### Set exercise
Scan the data for "statue" and copy the lines it appears in.

### Extracted material
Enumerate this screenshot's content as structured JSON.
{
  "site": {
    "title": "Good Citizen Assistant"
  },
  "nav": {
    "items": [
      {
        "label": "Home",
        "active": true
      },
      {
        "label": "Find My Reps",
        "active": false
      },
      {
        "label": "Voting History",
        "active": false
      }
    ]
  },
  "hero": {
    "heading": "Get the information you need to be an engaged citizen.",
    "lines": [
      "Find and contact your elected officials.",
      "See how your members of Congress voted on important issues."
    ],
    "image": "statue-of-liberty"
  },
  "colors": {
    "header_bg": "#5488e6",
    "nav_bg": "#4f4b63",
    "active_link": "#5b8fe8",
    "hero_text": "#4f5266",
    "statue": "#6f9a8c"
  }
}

### Task output
    "image": "statue-of-liberty"
    "statue": "#6f9a8c"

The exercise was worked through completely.